**Given instruction**
Locate the string "chevron" in the records below. Copy every line where it occurs.

**Rows**
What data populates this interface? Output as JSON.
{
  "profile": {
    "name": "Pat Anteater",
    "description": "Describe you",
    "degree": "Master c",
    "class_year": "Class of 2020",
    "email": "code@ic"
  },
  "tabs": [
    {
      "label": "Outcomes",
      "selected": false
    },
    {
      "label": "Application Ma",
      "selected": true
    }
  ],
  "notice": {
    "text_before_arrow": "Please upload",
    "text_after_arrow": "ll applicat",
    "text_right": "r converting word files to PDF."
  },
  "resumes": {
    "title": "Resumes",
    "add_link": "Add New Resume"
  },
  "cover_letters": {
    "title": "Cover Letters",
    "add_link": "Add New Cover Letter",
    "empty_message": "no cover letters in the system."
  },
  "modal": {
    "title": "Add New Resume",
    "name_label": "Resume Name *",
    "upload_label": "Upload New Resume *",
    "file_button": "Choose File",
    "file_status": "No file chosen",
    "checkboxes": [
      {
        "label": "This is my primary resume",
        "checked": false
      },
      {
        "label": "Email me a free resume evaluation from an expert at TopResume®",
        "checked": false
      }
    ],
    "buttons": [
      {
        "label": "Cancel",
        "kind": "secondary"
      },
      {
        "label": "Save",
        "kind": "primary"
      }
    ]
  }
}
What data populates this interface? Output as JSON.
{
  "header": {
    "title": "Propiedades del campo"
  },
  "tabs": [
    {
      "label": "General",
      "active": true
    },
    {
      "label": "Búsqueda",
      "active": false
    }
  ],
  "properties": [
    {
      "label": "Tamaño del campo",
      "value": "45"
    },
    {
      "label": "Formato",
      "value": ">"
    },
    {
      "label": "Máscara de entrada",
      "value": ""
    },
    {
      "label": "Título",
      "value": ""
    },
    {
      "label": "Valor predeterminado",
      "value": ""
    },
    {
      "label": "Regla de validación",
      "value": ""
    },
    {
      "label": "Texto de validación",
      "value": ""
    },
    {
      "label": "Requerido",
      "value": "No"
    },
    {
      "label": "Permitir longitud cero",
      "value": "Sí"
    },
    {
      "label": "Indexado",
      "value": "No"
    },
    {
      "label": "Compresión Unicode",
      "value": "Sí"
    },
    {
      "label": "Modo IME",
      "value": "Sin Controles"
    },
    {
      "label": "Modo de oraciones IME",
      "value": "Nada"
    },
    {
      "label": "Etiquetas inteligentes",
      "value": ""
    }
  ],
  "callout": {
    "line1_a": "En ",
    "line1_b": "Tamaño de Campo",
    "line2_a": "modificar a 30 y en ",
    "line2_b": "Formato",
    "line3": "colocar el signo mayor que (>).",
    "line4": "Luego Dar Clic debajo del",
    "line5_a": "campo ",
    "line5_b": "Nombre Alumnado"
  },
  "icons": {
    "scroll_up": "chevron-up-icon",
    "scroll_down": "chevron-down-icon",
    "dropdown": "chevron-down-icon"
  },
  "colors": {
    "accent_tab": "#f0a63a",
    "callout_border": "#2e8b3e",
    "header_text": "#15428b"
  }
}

**Expected answer**
    "scroll_up": "chevron-up-icon",
    "scroll_down": "chevron-down-icon",
    "dropdown": "chevron-down-icon"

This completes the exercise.